## Material for this task

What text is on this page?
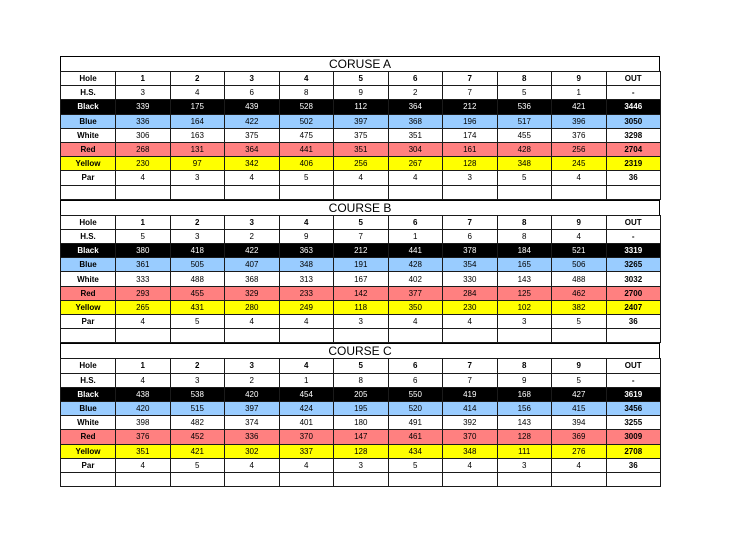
CORUSE A
Hole	1	2	3	4	5	6	7	8	9	OUT
H.S.	3	4	6	8	9	2	7	5	1	-
Black	339	175	439	528	112	364	212	536	421	3446
Blue	336	164	422	502	397	368	196	517	396	3050
White	306	163	375	475	375	351	174	455	376	3298
Red	268	131	364	441	351	304	161	428	256	2704
Yellow	230	97	342	406	256	267	128	348	245	2319
Par	4	3	4	5	4	4	3	5	4	36

COURSE B
Hole	1	2	3	4	5	6	7	8	9	OUT
H.S.	5	3	2	9	7	1	6	8	4	-
Black	380	418	422	363	212	441	378	184	521	3319
Blue	361	505	407	348	191	428	354	165	506	3265
White	333	488	368	313	167	402	330	143	488	3032
Red	293	455	329	233	142	377	284	125	462	2700
Yellow	265	431	280	249	118	350	230	102	382	2407
Par	4	5	4	4	3	4	4	3	5	36

COURSE C
Hole	1	2	3	4	5	6	7	8	9	OUT
H.S.	4	3	2	1	8	6	7	9	5	-
Black	438	538	420	454	205	550	419	168	427	3619
Blue	420	515	397	424	195	520	414	156	415	3456
White	398	482	374	401	180	491	392	143	394	3255
Red	376	452	336	370	147	461	370	128	369	3009
Yellow	351	421	302	337	128	434	348	111	276	2708
Par	4	5	4	4	3	5	4	3	4	36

## Directions for this task
Search the data above for the string "White" and copy each line that has it.

## Solution for this problem
White	306	163	375	475	375	351	174	455	376	3298
White	333	488	368	313	167	402	330	143	488	3032
White	398	482	374	401	180	491	392	143	394	3255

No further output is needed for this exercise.